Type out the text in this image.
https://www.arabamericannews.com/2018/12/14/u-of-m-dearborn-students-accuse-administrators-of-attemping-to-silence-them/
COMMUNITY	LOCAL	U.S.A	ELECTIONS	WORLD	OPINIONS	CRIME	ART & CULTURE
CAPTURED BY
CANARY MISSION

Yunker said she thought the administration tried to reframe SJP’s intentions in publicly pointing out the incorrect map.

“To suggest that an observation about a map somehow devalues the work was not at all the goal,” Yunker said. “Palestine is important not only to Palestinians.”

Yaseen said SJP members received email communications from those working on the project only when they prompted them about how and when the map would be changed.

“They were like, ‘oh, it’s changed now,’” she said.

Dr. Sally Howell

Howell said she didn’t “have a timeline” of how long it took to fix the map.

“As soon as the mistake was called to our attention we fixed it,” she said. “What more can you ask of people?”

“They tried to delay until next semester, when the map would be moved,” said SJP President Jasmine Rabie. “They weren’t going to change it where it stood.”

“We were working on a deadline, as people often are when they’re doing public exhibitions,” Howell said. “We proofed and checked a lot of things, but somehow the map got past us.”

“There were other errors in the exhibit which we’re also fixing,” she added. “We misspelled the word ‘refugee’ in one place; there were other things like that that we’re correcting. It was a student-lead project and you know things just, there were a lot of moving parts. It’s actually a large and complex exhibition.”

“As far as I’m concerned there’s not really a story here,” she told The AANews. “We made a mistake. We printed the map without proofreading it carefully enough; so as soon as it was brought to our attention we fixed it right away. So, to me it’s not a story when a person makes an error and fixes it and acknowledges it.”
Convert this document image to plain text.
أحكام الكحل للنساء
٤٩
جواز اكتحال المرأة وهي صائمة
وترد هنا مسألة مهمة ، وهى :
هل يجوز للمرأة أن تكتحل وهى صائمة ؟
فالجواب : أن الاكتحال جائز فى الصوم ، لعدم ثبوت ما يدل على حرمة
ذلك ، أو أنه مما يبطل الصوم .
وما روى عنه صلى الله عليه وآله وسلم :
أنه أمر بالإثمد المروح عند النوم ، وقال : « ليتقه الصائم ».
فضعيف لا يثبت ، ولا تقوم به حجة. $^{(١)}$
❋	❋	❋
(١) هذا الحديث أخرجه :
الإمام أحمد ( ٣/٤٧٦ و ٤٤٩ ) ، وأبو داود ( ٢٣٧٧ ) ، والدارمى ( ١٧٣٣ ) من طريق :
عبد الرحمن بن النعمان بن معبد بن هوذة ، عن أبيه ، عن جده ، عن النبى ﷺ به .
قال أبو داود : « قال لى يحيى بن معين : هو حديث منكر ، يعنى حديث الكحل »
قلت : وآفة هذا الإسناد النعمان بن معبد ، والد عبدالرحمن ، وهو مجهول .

-*-*-

> WHAT THIS TASK INVOLVES
Take the line with "Convert this document image to plain text." and all lines after it to the last line, and reproduce them exactly.

> REPLY
Convert this document image to plain text.
أحكام الكحل للنساء
٤٩
جواز اكتحال المرأة وهي صائمة
وترد هنا مسألة مهمة ، وهى :
هل يجوز للمرأة أن تكتحل وهى صائمة ؟
فالجواب : أن الاكتحال جائز فى الصوم ، لعدم ثبوت ما يدل على حرمة
ذلك ، أو أنه مما يبطل الصوم .
وما روى عنه صلى الله عليه وآله وسلم :
أنه أمر بالإثمد المروح عند النوم ، وقال : « ليتقه الصائم ».
فضعيف لا يثبت ، ولا تقوم به حجة. $^{(١)}$
❋	❋	❋
(١) هذا الحديث أخرجه :
الإمام أحمد ( ٣/٤٧٦ و ٤٤٩ ) ، وأبو داود ( ٢٣٧٧ ) ، والدارمى ( ١٧٣٣ ) من طريق :
عبد الرحمن بن النعمان بن معبد بن هوذة ، عن أبيه ، عن جده ، عن النبى ﷺ به .
قال أبو داود : « قال لى يحيى بن معين : هو حديث منكر ، يعنى حديث الكحل »
قلت : وآفة هذا الإسناد النعمان بن معبد ، والد عبدالرحمن ، وهو مجهول .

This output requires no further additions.